▶ _To be done_:
Copy the listing from its first line through the line containing "plus-square-icon — [53, 249, 65, 261]", and change every "Headaches" to "Migraines" without altering anything else.

■ ■ ■ ■ ■

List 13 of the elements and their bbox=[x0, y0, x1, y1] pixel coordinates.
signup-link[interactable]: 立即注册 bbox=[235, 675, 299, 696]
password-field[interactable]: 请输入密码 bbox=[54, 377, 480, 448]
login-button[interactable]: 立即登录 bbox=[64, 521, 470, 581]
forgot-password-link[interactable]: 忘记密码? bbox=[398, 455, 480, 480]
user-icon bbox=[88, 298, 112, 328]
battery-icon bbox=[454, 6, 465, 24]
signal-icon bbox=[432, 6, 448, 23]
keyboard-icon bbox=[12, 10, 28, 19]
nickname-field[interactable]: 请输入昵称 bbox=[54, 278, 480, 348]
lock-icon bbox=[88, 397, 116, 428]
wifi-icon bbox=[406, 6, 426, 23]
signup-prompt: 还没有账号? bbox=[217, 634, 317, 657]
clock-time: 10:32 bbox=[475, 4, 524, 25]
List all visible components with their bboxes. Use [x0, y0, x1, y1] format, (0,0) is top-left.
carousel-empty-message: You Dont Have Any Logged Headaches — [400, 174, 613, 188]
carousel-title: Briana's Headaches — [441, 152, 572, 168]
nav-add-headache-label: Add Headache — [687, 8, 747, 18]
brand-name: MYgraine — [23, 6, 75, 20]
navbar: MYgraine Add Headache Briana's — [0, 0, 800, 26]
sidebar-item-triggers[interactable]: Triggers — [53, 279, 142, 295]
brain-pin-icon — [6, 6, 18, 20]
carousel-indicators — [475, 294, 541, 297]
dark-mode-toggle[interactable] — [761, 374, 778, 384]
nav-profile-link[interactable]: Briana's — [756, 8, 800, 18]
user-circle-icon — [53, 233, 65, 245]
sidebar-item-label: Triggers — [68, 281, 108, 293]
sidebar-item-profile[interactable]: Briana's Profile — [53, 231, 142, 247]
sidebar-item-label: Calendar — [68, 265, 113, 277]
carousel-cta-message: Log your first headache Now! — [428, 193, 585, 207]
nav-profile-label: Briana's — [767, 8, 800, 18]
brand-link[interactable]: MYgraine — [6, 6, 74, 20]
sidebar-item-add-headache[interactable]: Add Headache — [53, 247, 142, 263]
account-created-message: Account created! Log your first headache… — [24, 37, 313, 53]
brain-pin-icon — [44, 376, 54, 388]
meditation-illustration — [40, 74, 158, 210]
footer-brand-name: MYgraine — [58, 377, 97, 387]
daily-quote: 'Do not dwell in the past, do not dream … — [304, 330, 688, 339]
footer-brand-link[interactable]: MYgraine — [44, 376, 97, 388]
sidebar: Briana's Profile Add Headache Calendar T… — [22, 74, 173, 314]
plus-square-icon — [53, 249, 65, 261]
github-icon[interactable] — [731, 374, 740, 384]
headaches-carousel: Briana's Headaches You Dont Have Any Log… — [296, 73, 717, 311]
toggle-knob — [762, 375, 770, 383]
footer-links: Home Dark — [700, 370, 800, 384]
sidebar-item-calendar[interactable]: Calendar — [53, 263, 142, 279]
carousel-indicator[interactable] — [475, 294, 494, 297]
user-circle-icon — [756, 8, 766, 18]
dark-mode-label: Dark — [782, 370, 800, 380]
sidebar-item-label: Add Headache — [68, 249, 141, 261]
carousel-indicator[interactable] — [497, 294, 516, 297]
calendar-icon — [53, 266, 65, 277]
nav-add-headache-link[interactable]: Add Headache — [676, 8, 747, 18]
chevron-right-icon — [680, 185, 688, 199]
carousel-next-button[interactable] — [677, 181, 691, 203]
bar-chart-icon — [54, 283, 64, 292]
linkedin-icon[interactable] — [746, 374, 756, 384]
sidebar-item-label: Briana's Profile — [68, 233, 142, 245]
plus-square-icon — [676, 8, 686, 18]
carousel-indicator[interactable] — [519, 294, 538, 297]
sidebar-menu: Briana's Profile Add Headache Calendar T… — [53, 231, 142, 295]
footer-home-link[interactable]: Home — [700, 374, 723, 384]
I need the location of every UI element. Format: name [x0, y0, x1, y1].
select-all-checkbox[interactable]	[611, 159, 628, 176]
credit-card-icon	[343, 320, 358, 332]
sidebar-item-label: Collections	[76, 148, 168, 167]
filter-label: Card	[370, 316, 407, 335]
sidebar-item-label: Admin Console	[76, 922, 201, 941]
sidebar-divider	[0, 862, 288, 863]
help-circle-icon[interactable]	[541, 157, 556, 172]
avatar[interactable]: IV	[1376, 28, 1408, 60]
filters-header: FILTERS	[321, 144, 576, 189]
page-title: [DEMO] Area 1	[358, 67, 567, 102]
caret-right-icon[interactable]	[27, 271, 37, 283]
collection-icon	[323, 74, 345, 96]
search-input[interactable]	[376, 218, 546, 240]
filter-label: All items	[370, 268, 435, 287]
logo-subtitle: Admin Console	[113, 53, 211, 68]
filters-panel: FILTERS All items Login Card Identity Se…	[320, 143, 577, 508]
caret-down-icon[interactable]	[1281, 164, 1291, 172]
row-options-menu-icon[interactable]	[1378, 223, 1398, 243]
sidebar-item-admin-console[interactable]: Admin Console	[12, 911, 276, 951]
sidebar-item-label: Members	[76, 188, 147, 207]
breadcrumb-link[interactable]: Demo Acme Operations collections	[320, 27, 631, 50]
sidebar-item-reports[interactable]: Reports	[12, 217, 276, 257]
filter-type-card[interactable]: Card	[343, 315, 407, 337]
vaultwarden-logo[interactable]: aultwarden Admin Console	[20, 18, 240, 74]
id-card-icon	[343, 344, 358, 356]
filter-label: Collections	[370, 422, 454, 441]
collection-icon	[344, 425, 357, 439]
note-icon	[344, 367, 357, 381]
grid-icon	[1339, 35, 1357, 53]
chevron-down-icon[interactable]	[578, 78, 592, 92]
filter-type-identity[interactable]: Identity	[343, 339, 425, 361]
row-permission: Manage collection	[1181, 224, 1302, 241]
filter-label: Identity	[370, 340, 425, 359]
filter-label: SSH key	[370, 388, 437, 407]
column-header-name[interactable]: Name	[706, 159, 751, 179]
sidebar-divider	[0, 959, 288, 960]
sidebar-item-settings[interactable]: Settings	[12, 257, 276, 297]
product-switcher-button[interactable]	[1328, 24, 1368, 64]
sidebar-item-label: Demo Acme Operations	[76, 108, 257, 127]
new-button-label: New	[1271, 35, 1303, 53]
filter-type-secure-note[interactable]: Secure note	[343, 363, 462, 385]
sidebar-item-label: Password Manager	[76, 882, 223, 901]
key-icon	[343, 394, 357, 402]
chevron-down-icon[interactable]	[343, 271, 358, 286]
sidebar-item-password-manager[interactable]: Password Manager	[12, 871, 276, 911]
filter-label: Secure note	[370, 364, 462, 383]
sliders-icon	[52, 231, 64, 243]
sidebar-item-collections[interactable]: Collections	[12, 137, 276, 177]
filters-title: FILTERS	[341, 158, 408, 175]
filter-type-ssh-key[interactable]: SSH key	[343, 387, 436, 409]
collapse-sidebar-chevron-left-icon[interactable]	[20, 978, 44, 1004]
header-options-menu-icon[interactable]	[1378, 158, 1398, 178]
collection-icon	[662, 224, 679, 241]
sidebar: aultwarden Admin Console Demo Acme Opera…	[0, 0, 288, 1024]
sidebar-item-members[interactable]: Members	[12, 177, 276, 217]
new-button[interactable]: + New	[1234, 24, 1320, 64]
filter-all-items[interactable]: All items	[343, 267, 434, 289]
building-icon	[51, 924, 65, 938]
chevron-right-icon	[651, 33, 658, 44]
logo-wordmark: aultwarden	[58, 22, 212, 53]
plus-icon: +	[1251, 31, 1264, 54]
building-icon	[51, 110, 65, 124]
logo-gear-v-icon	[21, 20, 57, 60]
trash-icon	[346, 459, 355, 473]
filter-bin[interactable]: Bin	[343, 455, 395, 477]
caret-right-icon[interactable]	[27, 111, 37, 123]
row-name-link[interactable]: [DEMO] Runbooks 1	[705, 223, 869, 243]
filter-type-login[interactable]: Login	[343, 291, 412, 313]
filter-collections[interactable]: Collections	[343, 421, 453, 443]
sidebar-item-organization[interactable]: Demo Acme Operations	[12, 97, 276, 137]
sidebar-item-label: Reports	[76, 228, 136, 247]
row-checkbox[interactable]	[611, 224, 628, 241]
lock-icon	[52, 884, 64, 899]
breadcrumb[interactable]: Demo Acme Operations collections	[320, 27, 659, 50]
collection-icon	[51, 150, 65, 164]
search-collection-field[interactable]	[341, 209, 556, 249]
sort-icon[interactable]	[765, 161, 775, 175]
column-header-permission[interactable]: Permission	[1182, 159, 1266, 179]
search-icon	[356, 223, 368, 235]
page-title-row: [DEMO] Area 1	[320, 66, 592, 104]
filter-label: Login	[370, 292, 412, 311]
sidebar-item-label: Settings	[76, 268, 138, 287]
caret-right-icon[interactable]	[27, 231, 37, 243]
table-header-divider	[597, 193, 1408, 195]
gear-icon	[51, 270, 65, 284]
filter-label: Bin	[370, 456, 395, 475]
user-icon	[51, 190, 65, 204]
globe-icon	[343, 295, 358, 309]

■ ■ ■ ■ ■

▶ _Output for this task_:
List 13 of the elements and their bbox=[x0, y0, x1, y1] pixel coordinates.
signup-link[interactable]: 立即注册 bbox=[235, 675, 299, 696]
password-field[interactable]: 请输入密码 bbox=[54, 377, 480, 448]
login-button[interactable]: 立即登录 bbox=[64, 521, 470, 581]
forgot-password-link[interactable]: 忘记密码? bbox=[398, 455, 480, 480]
user-icon bbox=[88, 298, 112, 328]
battery-icon bbox=[454, 6, 465, 24]
signal-icon bbox=[432, 6, 448, 23]
keyboard-icon bbox=[12, 10, 28, 19]
nickname-field[interactable]: 请输入昵称 bbox=[54, 278, 480, 348]
lock-icon bbox=[88, 397, 116, 428]
wifi-icon bbox=[406, 6, 426, 23]
signup-prompt: 还没有账号? bbox=[217, 634, 317, 657]
clock-time: 10:32 bbox=[475, 4, 524, 25]
List all visible components with their bboxes. Use [x0, y0, x1, y1] format, (0,0) is top-left.
carousel-empty-message: You Dont Have Any Logged Migraines — [400, 174, 613, 188]
carousel-title: Briana's Migraines — [441, 152, 572, 168]
nav-add-headache-label: Add Headache — [687, 8, 747, 18]
brand-name: MYgraine — [23, 6, 75, 20]
navbar: MYgraine Add Headache Briana's — [0, 0, 800, 26]
sidebar-item-triggers[interactable]: Triggers — [53, 279, 142, 295]
brain-pin-icon — [6, 6, 18, 20]
carousel-indicators — [475, 294, 541, 297]
dark-mode-toggle[interactable] — [761, 374, 778, 384]
nav-profile-link[interactable]: Briana's — [756, 8, 800, 18]
user-circle-icon — [53, 233, 65, 245]
sidebar-item-label: Triggers — [68, 281, 108, 293]
sidebar-item-profile[interactable]: Briana's Profile — [53, 231, 142, 247]
sidebar-item-label: Calendar — [68, 265, 113, 277]
carousel-cta-message: Log your first headache Now! — [428, 193, 585, 207]
nav-profile-label: Briana's — [767, 8, 800, 18]
brand-link[interactable]: MYgraine — [6, 6, 74, 20]
sidebar-item-add-headache[interactable]: Add Headache — [53, 247, 142, 263]
account-created-message: Account created! Log your first headache… — [24, 37, 313, 53]
brain-pin-icon — [44, 376, 54, 388]
meditation-illustration — [40, 74, 158, 210]
footer-brand-name: MYgraine — [58, 377, 97, 387]
daily-quote: 'Do not dwell in the past, do not dream … — [304, 330, 688, 339]
footer-brand-link[interactable]: MYgraine — [44, 376, 97, 388]
sidebar: Briana's Profile Add Headache Calendar T… — [22, 74, 173, 314]
plus-square-icon — [53, 249, 65, 261]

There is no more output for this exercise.